> **Given instruction**
Make an exact copy of the lines, leaving the pictures out.

> **Extracted data**
++++

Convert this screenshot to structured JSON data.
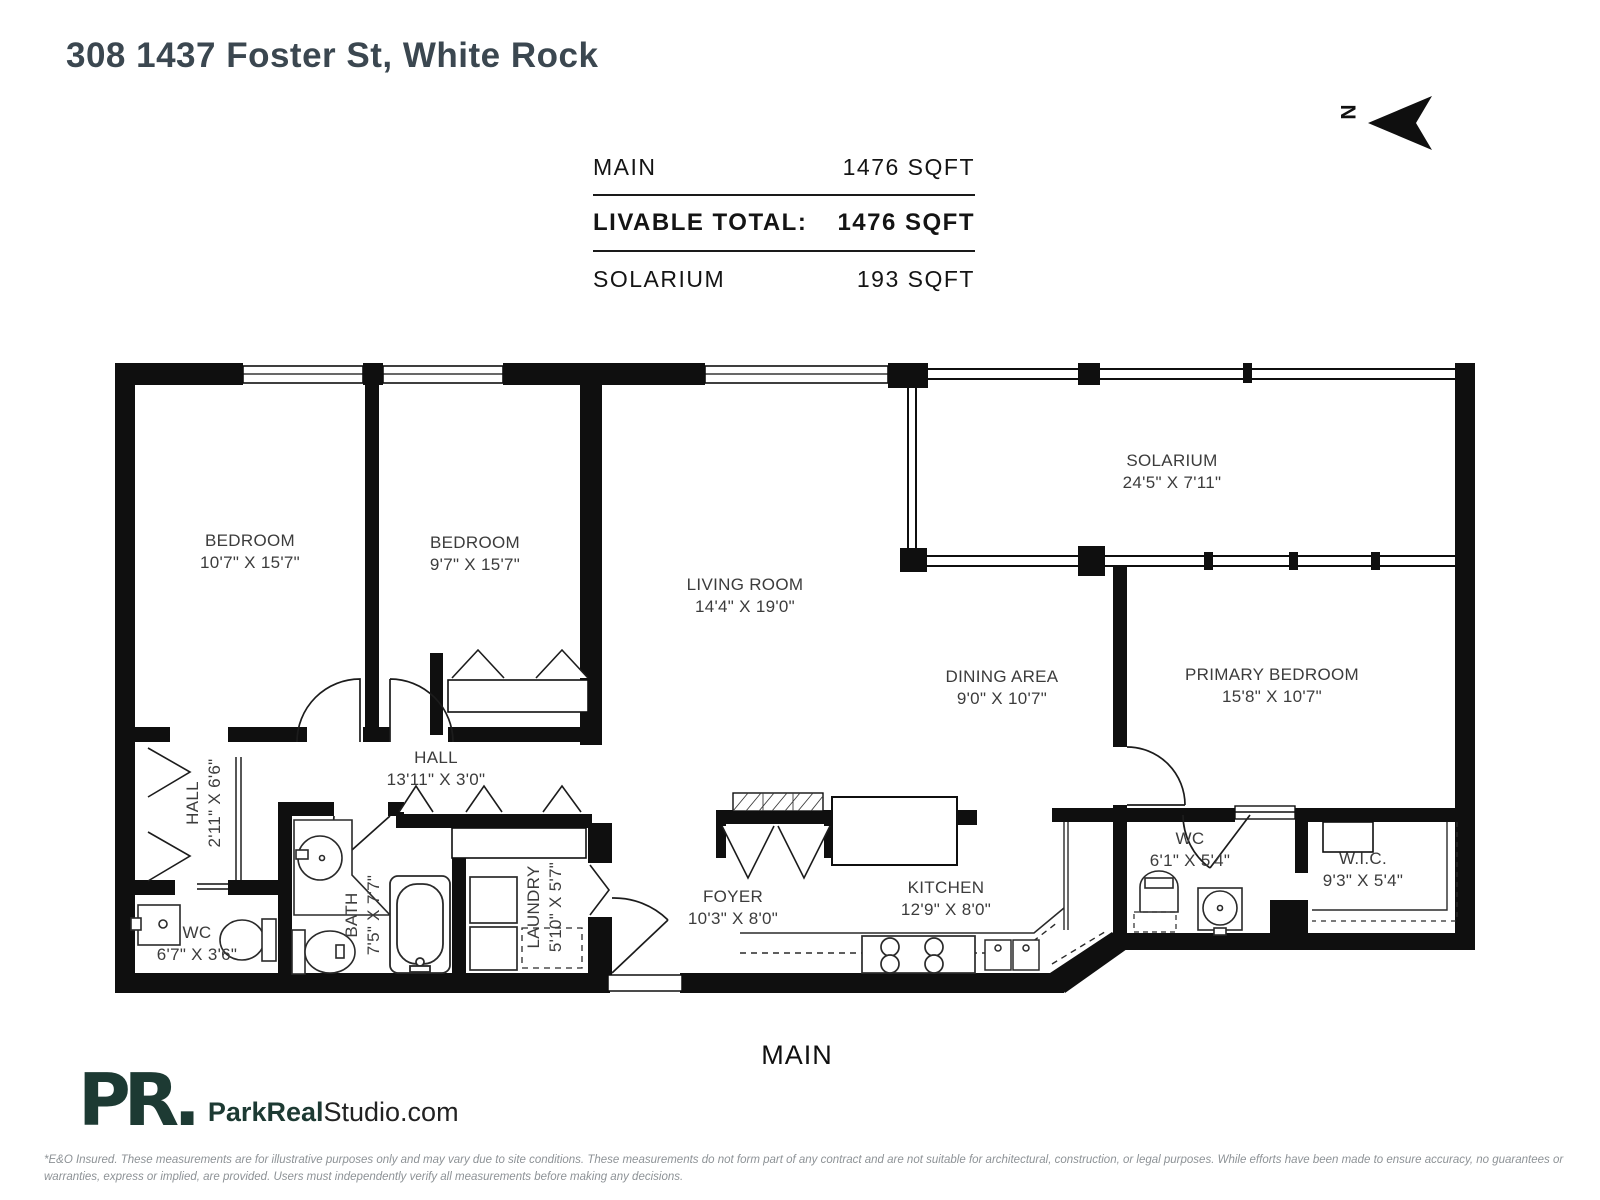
{
  "header": {
    "title": "308 1437 Foster St, White Rock",
    "north_label": "N"
  },
  "area_table": {
    "rows": [
      {
        "label": "MAIN",
        "value": "1476 SQFT"
      },
      {
        "label": "LIVABLE TOTAL:",
        "value": "1476 SQFT"
      },
      {
        "label": "SOLARIUM",
        "value": "193 SQFT"
      }
    ]
  },
  "rooms": {
    "bedroom1": {
      "name": "BEDROOM",
      "dims": "10'7\" X 15'7\""
    },
    "bedroom2": {
      "name": "BEDROOM",
      "dims": "9'7\" X 15'7\""
    },
    "living": {
      "name": "LIVING ROOM",
      "dims": "14'4\" X 19'0\""
    },
    "solarium": {
      "name": "SOLARIUM",
      "dims": "24'5\" X 7'11\""
    },
    "dining": {
      "name": "DINING AREA",
      "dims": "9'0\" X 10'7\""
    },
    "primary": {
      "name": "PRIMARY BEDROOM",
      "dims": "15'8\" X 10'7\""
    },
    "hall_v": {
      "name": "HALL",
      "dims": "2'11\" X 6'6\""
    },
    "hall_h": {
      "name": "HALL",
      "dims": "13'11\" X 3'0\""
    },
    "wc_left": {
      "name": "WC",
      "dims": "6'7\" X 3'6\""
    },
    "bath": {
      "name": "BATH",
      "dims": "7'5\" X 7'7\""
    },
    "laundry": {
      "name": "LAUNDRY",
      "dims": "5'10\" X 5'7\""
    },
    "foyer": {
      "name": "FOYER",
      "dims": "10'3\" X 8'0\""
    },
    "kitchen": {
      "name": "KITCHEN",
      "dims": "12'9\" X 8'0\""
    },
    "wc_right": {
      "name": "WC",
      "dims": "6'1\" X 5'4\""
    },
    "wic": {
      "name": "W.I.C.",
      "dims": "9'3\" X 5'4\""
    }
  },
  "floor_label": "MAIN",
  "footer": {
    "logo_mark": "PR.",
    "logo_bold": "ParkReal",
    "logo_regular": "Studio.com",
    "disclaimer": "*E&O Insured. These measurements are for illustrative purposes only and may vary due to site conditions. These measurements do not form part of any contract and are not suitable for architectural, construction, or legal purposes. While efforts have been made to ensure accuracy, no guarantees or warranties, express or implied, are provided. Users must independently verify all measurements before making any decisions."
  },
  "colors": {
    "wall": "#0f0f0f",
    "logo": "#1d3a33",
    "title": "#3b4750",
    "label": "#3c3c3c",
    "disclaimer": "#8d9296"
  }
}
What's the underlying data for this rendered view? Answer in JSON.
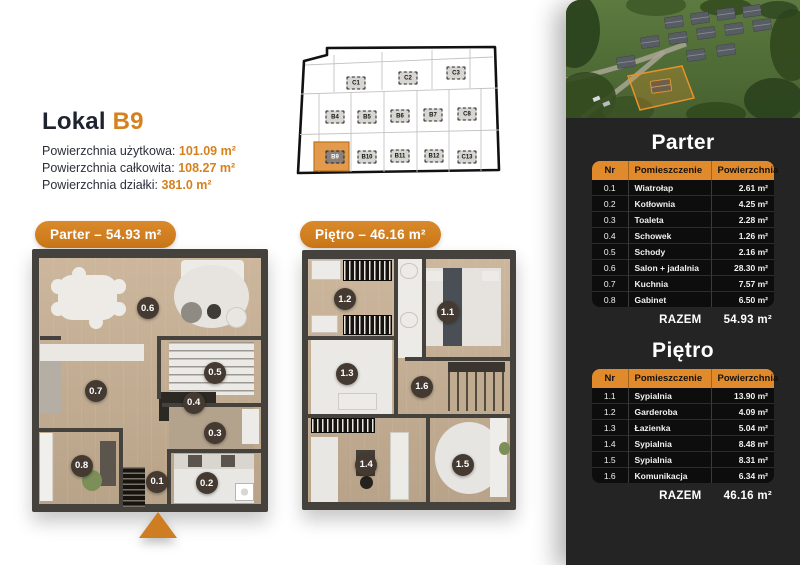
{
  "lokal": {
    "title_prefix": "Lokal",
    "unit": "B9",
    "specs": [
      {
        "label": "Powierzchnia użytkowa:",
        "value": "101.09 m²"
      },
      {
        "label": "Powierzchnia całkowita:",
        "value": "108.27 m²"
      },
      {
        "label": "Powierzchnia działki:",
        "value": "381.0 m²"
      }
    ]
  },
  "site_map": {
    "highlighted": "B9",
    "units": [
      "C1",
      "C2",
      "C3",
      "B4",
      "B5",
      "B6",
      "B7",
      "C8",
      "B9",
      "B10",
      "B11",
      "B12",
      "C13"
    ]
  },
  "plans": {
    "parter": {
      "badge": "Parter – 54.93 m²",
      "room_numbers": [
        "0.1",
        "0.2",
        "0.3",
        "0.4",
        "0.5",
        "0.6",
        "0.7",
        "0.8"
      ]
    },
    "pietro": {
      "badge": "Piętro – 46.16 m²",
      "room_numbers": [
        "1.1",
        "1.2",
        "1.3",
        "1.4",
        "1.5",
        "1.6"
      ]
    }
  },
  "panel": {
    "parter": {
      "title": "Parter",
      "columns": [
        "Nr",
        "Pomieszczenie",
        "Powierzchnia"
      ],
      "rows": [
        [
          "0.1",
          "Wiatrołap",
          "2.61 m²"
        ],
        [
          "0.2",
          "Kotłownia",
          "4.25 m²"
        ],
        [
          "0.3",
          "Toaleta",
          "2.28 m²"
        ],
        [
          "0.4",
          "Schowek",
          "1.26 m²"
        ],
        [
          "0.5",
          "Schody",
          "2.16 m²"
        ],
        [
          "0.6",
          "Salon + jadalnia",
          "28.30 m²"
        ],
        [
          "0.7",
          "Kuchnia",
          "7.57 m²"
        ],
        [
          "0.8",
          "Gabinet",
          "6.50 m²"
        ]
      ],
      "total_label": "RAZEM",
      "total_value": "54.93 m²"
    },
    "pietro": {
      "title": "Piętro",
      "columns": [
        "Nr",
        "Pomieszczenie",
        "Powierzchnia"
      ],
      "rows": [
        [
          "1.1",
          "Sypialnia",
          "13.90 m²"
        ],
        [
          "1.2",
          "Garderoba",
          "4.09 m²"
        ],
        [
          "1.3",
          "Łazienka",
          "5.04 m²"
        ],
        [
          "1.4",
          "Sypialnia",
          "8.48 m²"
        ],
        [
          "1.5",
          "Sypialnia",
          "8.31 m²"
        ],
        [
          "1.6",
          "Komunikacja",
          "6.34 m²"
        ]
      ],
      "total_label": "RAZEM",
      "total_value": "46.16 m²"
    }
  },
  "colors": {
    "accent": "#D5811E",
    "table_header": "#E08A2B",
    "panel_bg": "#242424",
    "row_bg": "#0D0D0D"
  }
}
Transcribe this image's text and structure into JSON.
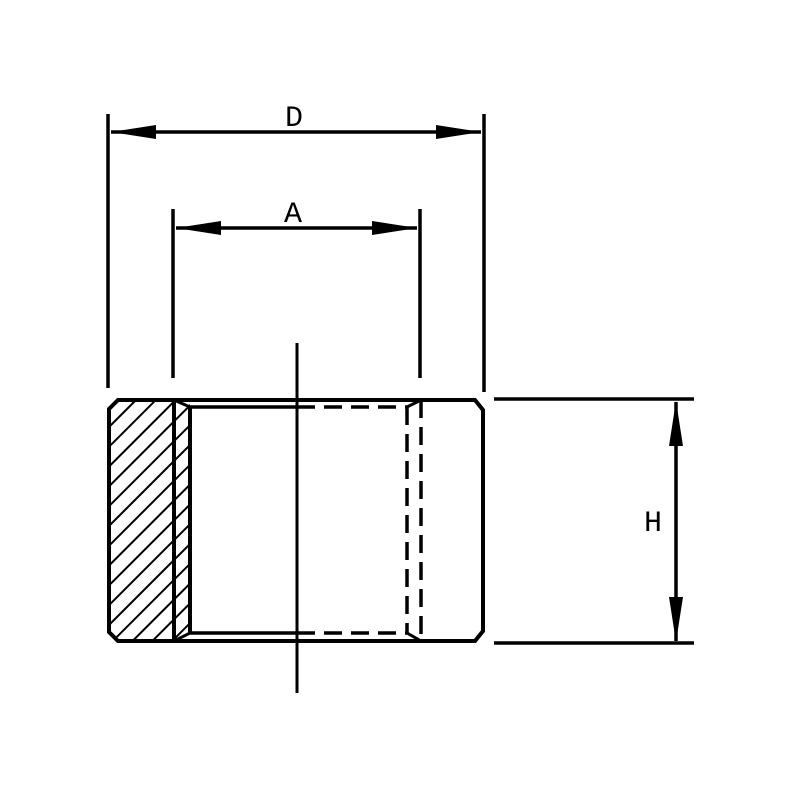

++++

> **Correct answer**
Convert this screenshot to structured JSON data.
{
  "header": {
    "title": "308 1437 Foster St, White Rock",
    "north_label": "N"
  },
  "area_table": {
    "rows": [
      {
        "label": "MAIN",
        "value": "1476 SQFT"
      },
      {
        "label": "LIVABLE TOTAL:",
        "value": "1476 SQFT"
      },
      {
        "label": "SOLARIUM",
        "value": "193 SQFT"
      }
    ]
  },
  "rooms": {
    "bedroom1": {
      "name": "BEDROOM",
      "dims": "10'7\" X 15'7\""
    },
    "bedroom2": {
      "name": "BEDROOM",
      "dims": "9'7\" X 15'7\""
    },
    "living": {
      "name": "LIVING ROOM",
      "dims": "14'4\" X 19'0\""
    },
    "solarium": {
      "name": "SOLARIUM",
      "dims": "24'5\" X 7'11\""
    },
    "dining": {
      "name": "DINING AREA",
      "dims": "9'0\" X 10'7\""
    },
    "primary": {
      "name": "PRIMARY BEDROOM",
      "dims": "15'8\" X 10'7\""
    },
    "hall_v": {
      "name": "HALL",
      "dims": "2'11\" X 6'6\""
    },
    "hall_h": {
      "name": "HALL",
      "dims": "13'11\" X 3'0\""
    },
    "wc_left": {
      "name": "WC",
      "dims": "6'7\" X 3'6\""
    },
    "bath": {
      "name": "BATH",
      "dims": "7'5\" X 7'7\""
    },
    "laundry": {
      "name": "LAUNDRY",
      "dims": "5'10\" X 5'7\""
    },
    "foyer": {
      "name": "FOYER",
      "dims": "10'3\" X 8'0\""
    },
    "kitchen": {
      "name": "KITCHEN",
      "dims": "12'9\" X 8'0\""
    },
    "wc_right": {
      "name": "WC",
      "dims": "6'1\" X 5'4\""
    },
    "wic": {
      "name": "W.I.C.",
      "dims": "9'3\" X 5'4\""
    }
  },
  "floor_label": "MAIN",
  "footer": {
    "logo_mark": "PR.",
    "logo_bold": "ParkReal",
    "logo_regular": "Studio.com",
    "disclaimer": "*E&O Insured. These measurements are for illustrative purposes only and may vary due to site conditions. These measurements do not form part of any contract and are not suitable for architectural, construction, or legal purposes. While efforts have been made to ensure accuracy, no guarantees or warranties, express or implied, are provided. Users must independently verify all measurements before making any decisions."
  },
  "colors": {
    "wall": "#0f0f0f",
    "logo": "#1d3a33",
    "title": "#3b4750",
    "label": "#3c3c3c",
    "disclaimer": "#8d9296"
  }
}
What's the underlying data for this rendered view? Answer in JSON.
{
  "lokal": {
    "title_prefix": "Lokal",
    "unit": "B9",
    "specs": [
      {
        "label": "Powierzchnia użytkowa:",
        "value": "101.09 m²"
      },
      {
        "label": "Powierzchnia całkowita:",
        "value": "108.27 m²"
      },
      {
        "label": "Powierzchnia działki:",
        "value": "381.0 m²"
      }
    ]
  },
  "site_map": {
    "highlighted": "B9",
    "units": [
      "C1",
      "C2",
      "C3",
      "B4",
      "B5",
      "B6",
      "B7",
      "C8",
      "B9",
      "B10",
      "B11",
      "B12",
      "C13"
    ]
  },
  "plans": {
    "parter": {
      "badge": "Parter – 54.93 m²",
      "room_numbers": [
        "0.1",
        "0.2",
        "0.3",
        "0.4",
        "0.5",
        "0.6",
        "0.7",
        "0.8"
      ]
    },
    "pietro": {
      "badge": "Piętro – 46.16 m²",
      "room_numbers": [
        "1.1",
        "1.2",
        "1.3",
        "1.4",
        "1.5",
        "1.6"
      ]
    }
  },
  "panel": {
    "parter": {
      "title": "Parter",
      "columns": [
        "Nr",
        "Pomieszczenie",
        "Powierzchnia"
      ],
      "rows": [
        [
          "0.1",
          "Wiatrołap",
          "2.61 m²"
        ],
        [
          "0.2",
          "Kotłownia",
          "4.25 m²"
        ],
        [
          "0.3",
          "Toaleta",
          "2.28 m²"
        ],
        [
          "0.4",
          "Schowek",
          "1.26 m²"
        ],
        [
          "0.5",
          "Schody",
          "2.16 m²"
        ],
        [
          "0.6",
          "Salon + jadalnia",
          "28.30 m²"
        ],
        [
          "0.7",
          "Kuchnia",
          "7.57 m²"
        ],
        [
          "0.8",
          "Gabinet",
          "6.50 m²"
        ]
      ],
      "total_label": "RAZEM",
      "total_value": "54.93 m²"
    },
    "pietro": {
      "title": "Piętro",
      "columns": [
        "Nr",
        "Pomieszczenie",
        "Powierzchnia"
      ],
      "rows": [
        [
          "1.1",
          "Sypialnia",
          "13.90 m²"
        ],
        [
          "1.2",
          "Garderoba",
          "4.09 m²"
        ],
        [
          "1.3",
          "Łazienka",
          "5.04 m²"
        ],
        [
          "1.4",
          "Sypialnia",
          "8.48 m²"
        ],
        [
          "1.5",
          "Sypialnia",
          "8.31 m²"
        ],
        [
          "1.6",
          "Komunikacja",
          "6.34 m²"
        ]
      ],
      "total_label": "RAZEM",
      "total_value": "46.16 m²"
    }
  },
  "colors": {
    "accent": "#D5811E",
    "table_header": "#E08A2B",
    "panel_bg": "#242424",
    "row_bg": "#0D0D0D"
  }
}
Transcribe this image's text and structure into JSON.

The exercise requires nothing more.